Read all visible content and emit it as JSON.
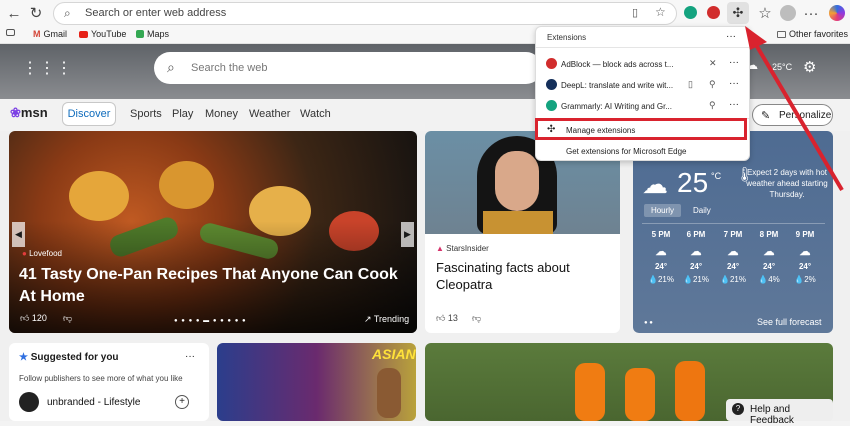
{
  "browser": {
    "address_placeholder": "Search or enter web address",
    "bookmarks": [
      "Gmail",
      "YouTube",
      "Maps"
    ],
    "other_favorites": "Other favorites"
  },
  "extensions_menu": {
    "title": "Extensions",
    "more": "···",
    "items": [
      {
        "label": "AdBlock — block ads across t...",
        "color": "#d12d2d"
      },
      {
        "label": "DeepL: translate and write wit...",
        "color": "#142f5a"
      },
      {
        "label": "Grammarly: AI Writing and Gr...",
        "color": "#14a37f"
      }
    ],
    "manage": "Manage extensions",
    "get": "Get extensions for Microsoft Edge"
  },
  "msn": {
    "search_placeholder": "Search the web",
    "logo": "msn",
    "tabs": [
      "Discover",
      "Sports",
      "Play",
      "Money",
      "Weather",
      "Watch"
    ],
    "personalize": "Personalize"
  },
  "hero": {
    "source": "Lovefood",
    "title": "41 Tasty One-Pan Recipes That Anyone Can Cook At Home",
    "likes": "120",
    "trending": "Trending"
  },
  "card2": {
    "source": "StarsInsider",
    "title": "Fascinating facts about Cleopatra",
    "likes": "13"
  },
  "weather": {
    "temp": "25",
    "unit": "°C",
    "note": "Expect 2 days with hot weather ahead starting Thursday.",
    "tabs": [
      "Hourly",
      "Daily"
    ],
    "hours": [
      {
        "time": "5 PM",
        "temp": "24°",
        "precip": "21%"
      },
      {
        "time": "6 PM",
        "temp": "24°",
        "precip": "21%"
      },
      {
        "time": "7 PM",
        "temp": "24°",
        "precip": "21%"
      },
      {
        "time": "8 PM",
        "temp": "24°",
        "precip": "4%"
      },
      {
        "time": "9 PM",
        "temp": "24°",
        "precip": "2%"
      }
    ],
    "forecast_link": "See full forecast",
    "top_temp": "25",
    "top_unit": "°C"
  },
  "suggested": {
    "title": "Suggested for you",
    "subtitle": "Follow publishers to see more of what you like",
    "publisher": "unbranded - Lifestyle"
  },
  "help": "Help and Feedback",
  "colors": {
    "accent": "#0f6cbd",
    "highlight": "#d9232e"
  }
}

◆ What is needed: Working from the entries above, return all lines that contain "time".

◆ Solution to this problem:
        "time": "5 PM",
        "time": "6 PM",
        "time": "7 PM",
        "time": "8 PM",
        "time": "9 PM",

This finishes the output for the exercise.